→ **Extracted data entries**
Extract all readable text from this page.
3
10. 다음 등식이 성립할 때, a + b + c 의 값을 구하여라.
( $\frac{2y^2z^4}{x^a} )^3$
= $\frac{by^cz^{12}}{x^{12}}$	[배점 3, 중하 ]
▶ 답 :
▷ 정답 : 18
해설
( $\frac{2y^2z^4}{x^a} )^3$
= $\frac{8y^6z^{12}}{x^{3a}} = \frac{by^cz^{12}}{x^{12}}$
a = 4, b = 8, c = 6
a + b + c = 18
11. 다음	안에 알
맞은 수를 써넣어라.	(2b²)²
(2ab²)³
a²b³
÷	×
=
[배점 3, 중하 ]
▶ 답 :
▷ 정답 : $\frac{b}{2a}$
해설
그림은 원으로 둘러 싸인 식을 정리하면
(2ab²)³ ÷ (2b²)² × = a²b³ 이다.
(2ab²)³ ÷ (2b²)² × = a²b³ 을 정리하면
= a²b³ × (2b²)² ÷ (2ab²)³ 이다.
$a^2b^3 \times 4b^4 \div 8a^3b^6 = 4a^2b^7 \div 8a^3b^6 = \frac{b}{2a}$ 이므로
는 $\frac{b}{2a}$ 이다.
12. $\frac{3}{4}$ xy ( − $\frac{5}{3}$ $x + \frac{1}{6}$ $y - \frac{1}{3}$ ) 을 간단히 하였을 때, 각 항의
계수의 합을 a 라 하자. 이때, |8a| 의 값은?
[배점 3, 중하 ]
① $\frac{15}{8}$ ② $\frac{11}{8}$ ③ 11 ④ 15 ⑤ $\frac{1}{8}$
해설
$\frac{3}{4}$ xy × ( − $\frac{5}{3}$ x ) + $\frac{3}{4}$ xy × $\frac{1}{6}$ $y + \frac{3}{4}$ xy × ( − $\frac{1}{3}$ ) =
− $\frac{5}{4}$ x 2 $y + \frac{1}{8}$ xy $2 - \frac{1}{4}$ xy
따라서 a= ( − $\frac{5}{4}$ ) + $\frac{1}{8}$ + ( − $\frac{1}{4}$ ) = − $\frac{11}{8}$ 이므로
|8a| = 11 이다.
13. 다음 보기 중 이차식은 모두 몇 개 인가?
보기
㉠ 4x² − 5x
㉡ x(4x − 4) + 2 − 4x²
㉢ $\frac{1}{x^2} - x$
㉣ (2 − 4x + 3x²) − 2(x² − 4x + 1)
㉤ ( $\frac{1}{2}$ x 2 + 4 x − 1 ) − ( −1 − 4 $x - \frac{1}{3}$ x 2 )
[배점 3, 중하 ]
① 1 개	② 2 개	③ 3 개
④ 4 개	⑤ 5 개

→ **Work to be completed**
Copy each line that contains the word "a²b³".

→ **In response**
a²b³
(2ab²)³ ÷ (2b²)² × = a²b³ 이다.
(2ab²)³ ÷ (2b²)² × = a²b³ 을 정리하면
= a²b³ × (2b²)² ÷ (2ab²)³ 이다.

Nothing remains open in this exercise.